◆ JOB ◆
Give the number of lines in the records below that include "mohlo". Reply with that number alone.

◆ TASK INPUT ◆
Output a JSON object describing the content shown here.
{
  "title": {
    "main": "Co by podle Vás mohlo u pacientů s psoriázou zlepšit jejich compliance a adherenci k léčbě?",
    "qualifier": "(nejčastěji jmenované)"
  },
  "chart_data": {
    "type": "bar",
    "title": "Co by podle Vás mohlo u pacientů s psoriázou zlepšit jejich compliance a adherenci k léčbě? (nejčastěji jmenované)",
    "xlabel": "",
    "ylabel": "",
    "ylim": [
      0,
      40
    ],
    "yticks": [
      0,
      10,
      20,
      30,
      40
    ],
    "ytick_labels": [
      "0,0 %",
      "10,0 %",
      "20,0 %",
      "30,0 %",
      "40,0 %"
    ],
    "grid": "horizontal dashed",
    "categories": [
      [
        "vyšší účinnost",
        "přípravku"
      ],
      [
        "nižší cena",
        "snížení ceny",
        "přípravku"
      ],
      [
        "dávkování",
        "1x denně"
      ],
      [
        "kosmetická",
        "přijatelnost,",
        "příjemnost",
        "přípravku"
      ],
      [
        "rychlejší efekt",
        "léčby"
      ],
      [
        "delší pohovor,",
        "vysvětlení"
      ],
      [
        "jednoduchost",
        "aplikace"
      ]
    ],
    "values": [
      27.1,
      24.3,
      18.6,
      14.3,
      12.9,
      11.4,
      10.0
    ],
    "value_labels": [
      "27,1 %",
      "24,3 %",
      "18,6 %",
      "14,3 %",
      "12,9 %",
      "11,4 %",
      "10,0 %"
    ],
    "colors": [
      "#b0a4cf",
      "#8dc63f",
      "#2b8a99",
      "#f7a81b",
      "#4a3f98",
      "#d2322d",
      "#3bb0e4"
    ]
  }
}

...

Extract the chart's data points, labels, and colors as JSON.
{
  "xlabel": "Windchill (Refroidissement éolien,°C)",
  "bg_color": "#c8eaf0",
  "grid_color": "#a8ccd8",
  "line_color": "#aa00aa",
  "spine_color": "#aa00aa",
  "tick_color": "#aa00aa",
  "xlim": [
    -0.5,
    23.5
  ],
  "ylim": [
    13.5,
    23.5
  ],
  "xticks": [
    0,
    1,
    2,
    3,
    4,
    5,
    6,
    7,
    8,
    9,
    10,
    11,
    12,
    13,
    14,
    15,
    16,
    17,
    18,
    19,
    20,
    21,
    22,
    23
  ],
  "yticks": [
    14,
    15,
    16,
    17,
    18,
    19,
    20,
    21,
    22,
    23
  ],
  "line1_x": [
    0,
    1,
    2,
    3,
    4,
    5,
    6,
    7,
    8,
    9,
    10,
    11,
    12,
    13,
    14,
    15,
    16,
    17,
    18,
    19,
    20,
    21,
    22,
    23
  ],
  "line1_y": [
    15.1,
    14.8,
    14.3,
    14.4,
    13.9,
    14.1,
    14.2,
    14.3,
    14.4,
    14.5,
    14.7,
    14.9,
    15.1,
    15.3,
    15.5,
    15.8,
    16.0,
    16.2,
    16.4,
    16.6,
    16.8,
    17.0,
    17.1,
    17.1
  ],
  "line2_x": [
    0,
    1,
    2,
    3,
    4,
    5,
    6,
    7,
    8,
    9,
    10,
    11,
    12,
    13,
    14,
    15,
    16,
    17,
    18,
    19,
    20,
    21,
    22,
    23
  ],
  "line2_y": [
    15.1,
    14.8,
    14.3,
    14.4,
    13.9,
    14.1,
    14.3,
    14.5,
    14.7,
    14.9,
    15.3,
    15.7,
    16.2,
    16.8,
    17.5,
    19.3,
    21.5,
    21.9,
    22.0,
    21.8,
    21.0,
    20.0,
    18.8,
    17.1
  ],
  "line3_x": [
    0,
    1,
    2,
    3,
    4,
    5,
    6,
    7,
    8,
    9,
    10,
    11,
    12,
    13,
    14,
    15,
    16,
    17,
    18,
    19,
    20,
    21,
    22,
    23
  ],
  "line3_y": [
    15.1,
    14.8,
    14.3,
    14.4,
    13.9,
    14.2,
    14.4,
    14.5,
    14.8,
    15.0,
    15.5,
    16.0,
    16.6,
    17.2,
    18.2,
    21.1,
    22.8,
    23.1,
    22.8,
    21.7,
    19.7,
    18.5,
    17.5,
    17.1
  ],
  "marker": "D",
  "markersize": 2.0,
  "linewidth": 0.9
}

...

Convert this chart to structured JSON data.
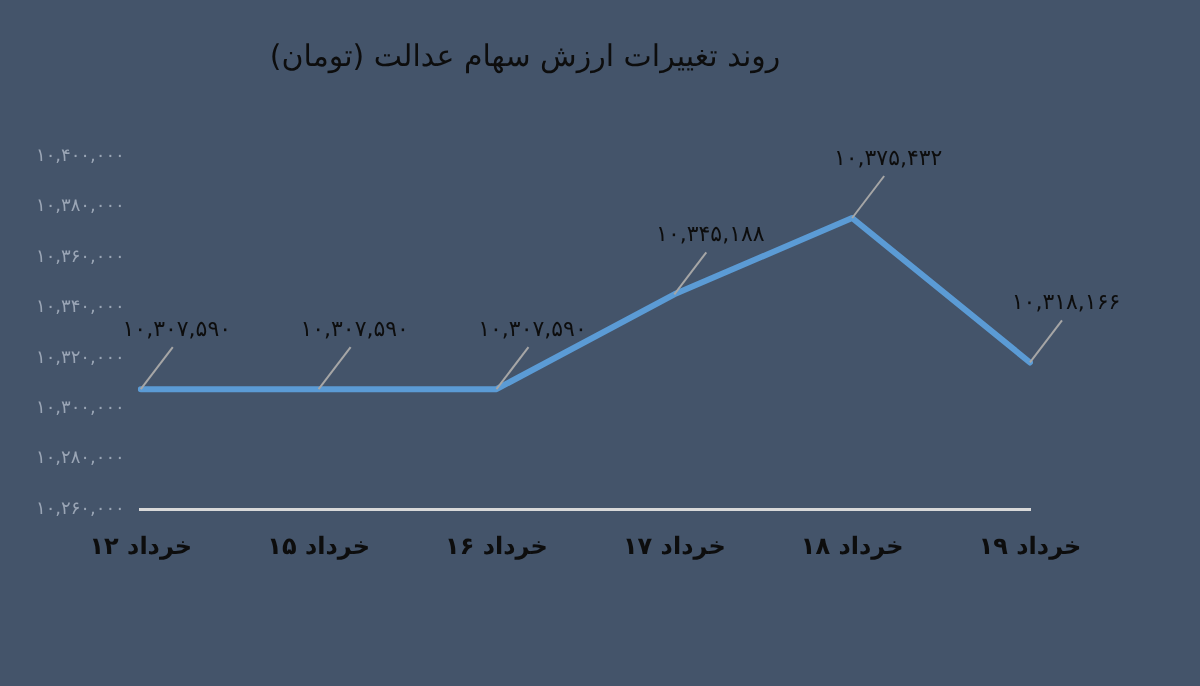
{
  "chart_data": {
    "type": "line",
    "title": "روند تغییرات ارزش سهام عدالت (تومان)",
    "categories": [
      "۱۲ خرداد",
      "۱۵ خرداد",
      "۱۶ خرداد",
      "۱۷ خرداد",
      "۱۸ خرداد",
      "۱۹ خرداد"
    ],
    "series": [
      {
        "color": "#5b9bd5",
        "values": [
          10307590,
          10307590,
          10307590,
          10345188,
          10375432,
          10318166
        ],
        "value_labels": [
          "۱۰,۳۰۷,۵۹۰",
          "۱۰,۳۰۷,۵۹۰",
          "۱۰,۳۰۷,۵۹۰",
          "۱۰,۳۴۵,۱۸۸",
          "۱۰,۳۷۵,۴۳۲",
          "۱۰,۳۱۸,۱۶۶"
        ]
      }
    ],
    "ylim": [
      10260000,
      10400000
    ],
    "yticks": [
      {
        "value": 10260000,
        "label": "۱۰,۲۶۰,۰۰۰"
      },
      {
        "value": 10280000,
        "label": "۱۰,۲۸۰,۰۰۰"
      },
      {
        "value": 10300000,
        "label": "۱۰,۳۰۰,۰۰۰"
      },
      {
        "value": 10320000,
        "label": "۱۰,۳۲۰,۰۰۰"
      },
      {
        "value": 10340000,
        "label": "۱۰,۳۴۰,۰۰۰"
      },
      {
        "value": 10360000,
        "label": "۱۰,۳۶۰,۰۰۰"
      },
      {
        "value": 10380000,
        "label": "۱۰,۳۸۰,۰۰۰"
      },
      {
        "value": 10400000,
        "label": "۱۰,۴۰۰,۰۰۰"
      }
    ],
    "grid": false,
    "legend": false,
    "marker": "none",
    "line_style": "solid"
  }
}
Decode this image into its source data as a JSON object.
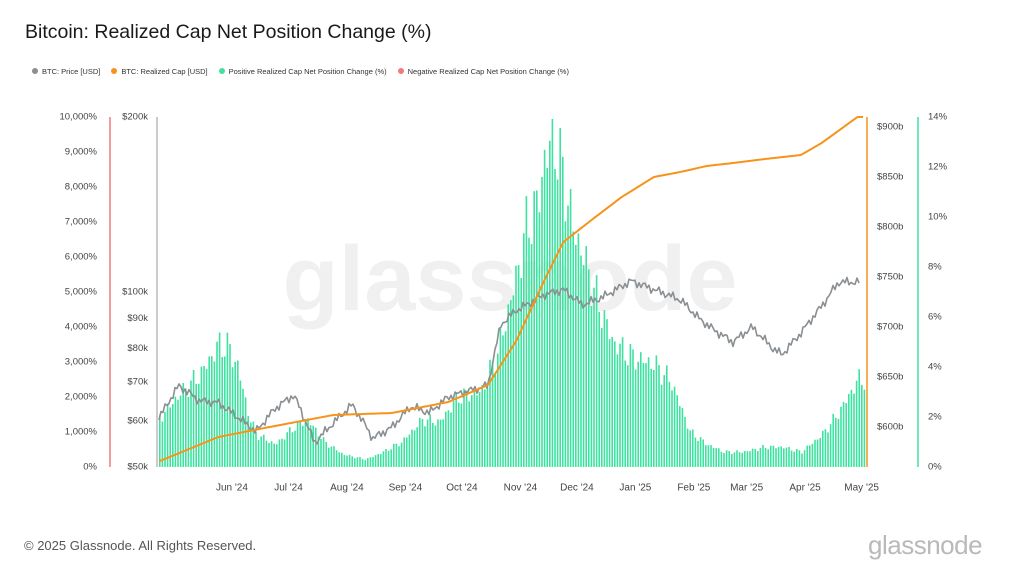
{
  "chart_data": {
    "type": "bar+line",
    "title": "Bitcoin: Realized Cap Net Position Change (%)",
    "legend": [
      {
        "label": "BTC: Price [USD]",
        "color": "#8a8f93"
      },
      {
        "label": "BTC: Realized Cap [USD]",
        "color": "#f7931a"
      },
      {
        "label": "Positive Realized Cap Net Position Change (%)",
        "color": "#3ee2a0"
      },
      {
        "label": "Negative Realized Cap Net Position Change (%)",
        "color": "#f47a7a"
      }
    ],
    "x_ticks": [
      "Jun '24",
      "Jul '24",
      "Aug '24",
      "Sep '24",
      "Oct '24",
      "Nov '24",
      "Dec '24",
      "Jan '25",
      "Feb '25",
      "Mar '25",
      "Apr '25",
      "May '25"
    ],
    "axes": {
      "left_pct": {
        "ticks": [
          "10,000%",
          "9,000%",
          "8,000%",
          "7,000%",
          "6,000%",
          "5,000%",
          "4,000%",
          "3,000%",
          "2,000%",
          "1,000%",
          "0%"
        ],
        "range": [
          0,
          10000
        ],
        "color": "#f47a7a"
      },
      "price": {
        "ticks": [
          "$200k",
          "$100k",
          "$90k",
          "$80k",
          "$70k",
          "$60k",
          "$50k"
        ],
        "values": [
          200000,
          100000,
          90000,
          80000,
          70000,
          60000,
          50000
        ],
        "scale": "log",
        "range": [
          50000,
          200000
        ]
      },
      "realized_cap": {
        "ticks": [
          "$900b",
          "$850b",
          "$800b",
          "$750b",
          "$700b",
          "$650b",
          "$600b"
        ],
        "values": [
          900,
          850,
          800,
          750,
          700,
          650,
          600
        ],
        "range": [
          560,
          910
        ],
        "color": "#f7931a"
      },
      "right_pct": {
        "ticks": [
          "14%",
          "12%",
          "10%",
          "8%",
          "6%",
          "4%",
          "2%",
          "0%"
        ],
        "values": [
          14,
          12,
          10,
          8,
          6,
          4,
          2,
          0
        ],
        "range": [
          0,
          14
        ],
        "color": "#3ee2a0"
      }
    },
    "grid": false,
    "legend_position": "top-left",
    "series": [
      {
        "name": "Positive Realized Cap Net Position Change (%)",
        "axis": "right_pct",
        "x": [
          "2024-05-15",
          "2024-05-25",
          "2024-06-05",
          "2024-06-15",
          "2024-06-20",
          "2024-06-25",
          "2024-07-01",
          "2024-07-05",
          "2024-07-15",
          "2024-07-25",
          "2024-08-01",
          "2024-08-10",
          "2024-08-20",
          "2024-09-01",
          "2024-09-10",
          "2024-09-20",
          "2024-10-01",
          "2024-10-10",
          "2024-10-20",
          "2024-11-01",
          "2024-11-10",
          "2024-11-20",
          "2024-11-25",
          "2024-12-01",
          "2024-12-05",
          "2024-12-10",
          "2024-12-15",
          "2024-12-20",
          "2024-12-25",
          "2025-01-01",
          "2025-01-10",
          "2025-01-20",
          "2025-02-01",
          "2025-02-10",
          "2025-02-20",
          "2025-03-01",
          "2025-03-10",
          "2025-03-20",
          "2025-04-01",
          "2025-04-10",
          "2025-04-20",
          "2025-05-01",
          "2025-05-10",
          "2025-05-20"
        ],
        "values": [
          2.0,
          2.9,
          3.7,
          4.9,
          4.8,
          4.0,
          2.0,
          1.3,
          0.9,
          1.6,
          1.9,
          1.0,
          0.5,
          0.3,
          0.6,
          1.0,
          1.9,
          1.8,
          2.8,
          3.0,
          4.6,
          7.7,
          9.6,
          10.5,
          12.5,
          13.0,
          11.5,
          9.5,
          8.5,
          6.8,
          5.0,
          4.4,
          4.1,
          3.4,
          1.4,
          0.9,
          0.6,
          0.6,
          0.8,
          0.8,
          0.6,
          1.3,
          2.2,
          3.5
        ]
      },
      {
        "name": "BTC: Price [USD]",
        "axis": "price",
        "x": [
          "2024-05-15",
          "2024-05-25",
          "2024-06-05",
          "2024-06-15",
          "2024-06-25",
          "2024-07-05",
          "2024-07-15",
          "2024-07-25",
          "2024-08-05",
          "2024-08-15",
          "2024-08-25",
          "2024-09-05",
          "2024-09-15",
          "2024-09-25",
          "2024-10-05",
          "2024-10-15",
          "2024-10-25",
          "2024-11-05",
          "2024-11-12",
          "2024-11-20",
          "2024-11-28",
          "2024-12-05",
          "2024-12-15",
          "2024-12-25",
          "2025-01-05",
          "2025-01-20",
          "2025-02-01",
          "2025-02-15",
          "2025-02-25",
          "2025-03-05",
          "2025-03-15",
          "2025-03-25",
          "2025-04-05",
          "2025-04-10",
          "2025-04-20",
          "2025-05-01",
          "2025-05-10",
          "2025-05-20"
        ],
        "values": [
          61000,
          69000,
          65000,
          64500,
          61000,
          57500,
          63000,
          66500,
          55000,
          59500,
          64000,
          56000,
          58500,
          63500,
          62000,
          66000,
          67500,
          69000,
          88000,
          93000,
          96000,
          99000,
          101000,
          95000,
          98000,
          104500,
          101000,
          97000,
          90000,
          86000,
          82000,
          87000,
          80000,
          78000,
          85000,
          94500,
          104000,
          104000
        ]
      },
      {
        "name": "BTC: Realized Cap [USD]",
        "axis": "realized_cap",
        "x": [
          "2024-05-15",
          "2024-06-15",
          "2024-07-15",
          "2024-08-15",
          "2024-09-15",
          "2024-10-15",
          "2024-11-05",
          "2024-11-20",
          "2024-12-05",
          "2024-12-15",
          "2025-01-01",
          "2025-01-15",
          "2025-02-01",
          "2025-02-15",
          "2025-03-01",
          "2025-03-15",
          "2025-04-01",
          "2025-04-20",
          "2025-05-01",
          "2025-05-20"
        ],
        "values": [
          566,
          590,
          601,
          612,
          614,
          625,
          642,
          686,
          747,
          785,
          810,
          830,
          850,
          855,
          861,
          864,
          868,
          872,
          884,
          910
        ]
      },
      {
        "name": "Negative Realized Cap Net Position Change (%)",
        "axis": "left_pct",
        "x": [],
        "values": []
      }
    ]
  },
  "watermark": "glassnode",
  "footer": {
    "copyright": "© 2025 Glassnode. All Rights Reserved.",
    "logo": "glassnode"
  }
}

◆ EXPECTED ANSWER ◆
2